* _STATED TASK_: Rewrite each line of the records below, putting "/run/user/1000/docker.sock" in place of every "/var/run/docker.sock" and changing nothing else.

(Layout region records)
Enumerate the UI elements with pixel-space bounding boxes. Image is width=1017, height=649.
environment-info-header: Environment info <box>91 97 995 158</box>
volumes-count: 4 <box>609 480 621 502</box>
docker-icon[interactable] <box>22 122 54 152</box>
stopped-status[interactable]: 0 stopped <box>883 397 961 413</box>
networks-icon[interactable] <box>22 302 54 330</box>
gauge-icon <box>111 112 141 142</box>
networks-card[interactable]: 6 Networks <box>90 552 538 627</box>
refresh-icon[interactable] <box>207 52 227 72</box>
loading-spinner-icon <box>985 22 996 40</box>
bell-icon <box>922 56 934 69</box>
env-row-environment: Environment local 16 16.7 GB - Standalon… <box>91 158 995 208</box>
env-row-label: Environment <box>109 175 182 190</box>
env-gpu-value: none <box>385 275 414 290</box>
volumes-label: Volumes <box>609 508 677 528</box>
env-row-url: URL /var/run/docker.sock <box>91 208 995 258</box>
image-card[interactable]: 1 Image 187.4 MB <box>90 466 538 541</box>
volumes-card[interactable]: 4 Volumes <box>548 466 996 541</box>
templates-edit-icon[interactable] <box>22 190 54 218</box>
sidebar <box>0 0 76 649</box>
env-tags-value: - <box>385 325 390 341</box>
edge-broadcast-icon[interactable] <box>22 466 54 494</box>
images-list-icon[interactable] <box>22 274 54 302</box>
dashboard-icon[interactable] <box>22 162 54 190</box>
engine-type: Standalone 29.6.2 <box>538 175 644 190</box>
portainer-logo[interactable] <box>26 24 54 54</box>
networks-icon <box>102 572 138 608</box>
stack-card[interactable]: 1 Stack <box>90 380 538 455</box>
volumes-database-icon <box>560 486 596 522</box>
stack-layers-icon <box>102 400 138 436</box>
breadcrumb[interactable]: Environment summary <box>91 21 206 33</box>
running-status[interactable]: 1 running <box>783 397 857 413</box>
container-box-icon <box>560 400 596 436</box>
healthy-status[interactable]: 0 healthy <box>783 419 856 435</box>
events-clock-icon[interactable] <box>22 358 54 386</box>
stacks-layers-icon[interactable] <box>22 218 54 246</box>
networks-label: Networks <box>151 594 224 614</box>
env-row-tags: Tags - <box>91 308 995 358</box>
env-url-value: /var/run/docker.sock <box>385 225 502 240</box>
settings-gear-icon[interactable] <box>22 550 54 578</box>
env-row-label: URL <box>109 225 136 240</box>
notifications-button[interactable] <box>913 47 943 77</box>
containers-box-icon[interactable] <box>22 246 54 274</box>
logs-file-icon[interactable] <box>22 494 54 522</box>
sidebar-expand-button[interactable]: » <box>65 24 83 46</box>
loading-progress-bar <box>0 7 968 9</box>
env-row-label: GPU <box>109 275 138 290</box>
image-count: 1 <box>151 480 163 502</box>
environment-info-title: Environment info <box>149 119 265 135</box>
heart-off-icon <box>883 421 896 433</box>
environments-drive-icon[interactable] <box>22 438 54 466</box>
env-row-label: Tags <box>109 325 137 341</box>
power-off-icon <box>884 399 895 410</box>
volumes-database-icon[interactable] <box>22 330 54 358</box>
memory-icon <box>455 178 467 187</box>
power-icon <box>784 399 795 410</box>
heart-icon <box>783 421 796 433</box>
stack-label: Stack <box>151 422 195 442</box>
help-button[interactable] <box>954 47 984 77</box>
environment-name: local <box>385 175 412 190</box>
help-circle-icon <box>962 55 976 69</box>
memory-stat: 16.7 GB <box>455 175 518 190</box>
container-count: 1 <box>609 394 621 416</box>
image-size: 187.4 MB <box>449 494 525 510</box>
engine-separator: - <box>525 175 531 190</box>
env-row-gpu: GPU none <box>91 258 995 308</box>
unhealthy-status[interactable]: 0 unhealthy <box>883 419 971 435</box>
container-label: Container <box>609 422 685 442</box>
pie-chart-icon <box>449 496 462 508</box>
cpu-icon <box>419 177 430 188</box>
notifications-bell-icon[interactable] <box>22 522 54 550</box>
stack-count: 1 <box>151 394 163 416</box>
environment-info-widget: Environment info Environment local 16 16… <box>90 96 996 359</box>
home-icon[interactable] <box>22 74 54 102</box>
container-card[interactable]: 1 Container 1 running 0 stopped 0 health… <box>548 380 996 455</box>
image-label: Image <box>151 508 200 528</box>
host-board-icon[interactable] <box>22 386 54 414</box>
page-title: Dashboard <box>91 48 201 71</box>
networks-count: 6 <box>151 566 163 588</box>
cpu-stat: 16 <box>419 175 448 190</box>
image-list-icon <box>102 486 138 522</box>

* _SOLUTION TO THE PROBLEM_:
Enumerate the UI elements with pixel-space bounding boxes. Image is width=1017, height=649.
environment-info-header: Environment info <box>91 97 995 158</box>
volumes-count: 4 <box>609 480 621 502</box>
docker-icon[interactable] <box>22 122 54 152</box>
stopped-status[interactable]: 0 stopped <box>883 397 961 413</box>
networks-icon[interactable] <box>22 302 54 330</box>
gauge-icon <box>111 112 141 142</box>
networks-card[interactable]: 6 Networks <box>90 552 538 627</box>
refresh-icon[interactable] <box>207 52 227 72</box>
loading-spinner-icon <box>985 22 996 40</box>
bell-icon <box>922 56 934 69</box>
env-row-environment: Environment local 16 16.7 GB - Standalon… <box>91 158 995 208</box>
env-row-label: Environment <box>109 175 182 190</box>
env-gpu-value: none <box>385 275 414 290</box>
volumes-label: Volumes <box>609 508 677 528</box>
env-row-url: URL /run/user/1000/docker.sock <box>91 208 995 258</box>
image-card[interactable]: 1 Image 187.4 MB <box>90 466 538 541</box>
volumes-card[interactable]: 4 Volumes <box>548 466 996 541</box>
templates-edit-icon[interactable] <box>22 190 54 218</box>
sidebar <box>0 0 76 649</box>
env-tags-value: - <box>385 325 390 341</box>
edge-broadcast-icon[interactable] <box>22 466 54 494</box>
images-list-icon[interactable] <box>22 274 54 302</box>
dashboard-icon[interactable] <box>22 162 54 190</box>
engine-type: Standalone 29.6.2 <box>538 175 644 190</box>
portainer-logo[interactable] <box>26 24 54 54</box>
networks-icon <box>102 572 138 608</box>
stack-card[interactable]: 1 Stack <box>90 380 538 455</box>
volumes-database-icon <box>560 486 596 522</box>
stack-layers-icon <box>102 400 138 436</box>
breadcrumb[interactable]: Environment summary <box>91 21 206 33</box>
running-status[interactable]: 1 running <box>783 397 857 413</box>
container-box-icon <box>560 400 596 436</box>
healthy-status[interactable]: 0 healthy <box>783 419 856 435</box>
events-clock-icon[interactable] <box>22 358 54 386</box>
stacks-layers-icon[interactable] <box>22 218 54 246</box>
networks-label: Networks <box>151 594 224 614</box>
env-row-tags: Tags - <box>91 308 995 358</box>
env-url-value: /run/user/1000/docker.sock <box>385 225 502 240</box>
settings-gear-icon[interactable] <box>22 550 54 578</box>
env-row-label: URL <box>109 225 136 240</box>
notifications-button[interactable] <box>913 47 943 77</box>
containers-box-icon[interactable] <box>22 246 54 274</box>
logs-file-icon[interactable] <box>22 494 54 522</box>
sidebar-expand-button[interactable]: » <box>65 24 83 46</box>
loading-progress-bar <box>0 7 968 9</box>
env-row-label: GPU <box>109 275 138 290</box>
image-count: 1 <box>151 480 163 502</box>
environment-info-title: Environment info <box>149 119 265 135</box>
heart-off-icon <box>883 421 896 433</box>
environments-drive-icon[interactable] <box>22 438 54 466</box>
env-row-label: Tags <box>109 325 137 341</box>
power-off-icon <box>884 399 895 410</box>
volumes-database-icon[interactable] <box>22 330 54 358</box>
memory-icon <box>455 178 467 187</box>
power-icon <box>784 399 795 410</box>
heart-icon <box>783 421 796 433</box>
stack-label: Stack <box>151 422 195 442</box>
help-button[interactable] <box>954 47 984 77</box>
environment-name: local <box>385 175 412 190</box>
help-circle-icon <box>962 55 976 69</box>
memory-stat: 16.7 GB <box>455 175 518 190</box>
container-count: 1 <box>609 394 621 416</box>
image-size: 187.4 MB <box>449 494 525 510</box>
engine-separator: - <box>525 175 531 190</box>
env-row-gpu: GPU none <box>91 258 995 308</box>
unhealthy-status[interactable]: 0 unhealthy <box>883 419 971 435</box>
container-label: Container <box>609 422 685 442</box>
pie-chart-icon <box>449 496 462 508</box>
cpu-icon <box>419 177 430 188</box>
notifications-bell-icon[interactable] <box>22 522 54 550</box>
stack-count: 1 <box>151 394 163 416</box>
environment-info-widget: Environment info Environment local 16 16… <box>90 96 996 359</box>
home-icon[interactable] <box>22 74 54 102</box>
container-card[interactable]: 1 Container 1 running 0 stopped 0 health… <box>548 380 996 455</box>
image-label: Image <box>151 508 200 528</box>
host-board-icon[interactable] <box>22 386 54 414</box>
page-title: Dashboard <box>91 48 201 71</box>
networks-count: 6 <box>151 566 163 588</box>
cpu-stat: 16 <box>419 175 448 190</box>
image-list-icon <box>102 486 138 522</box>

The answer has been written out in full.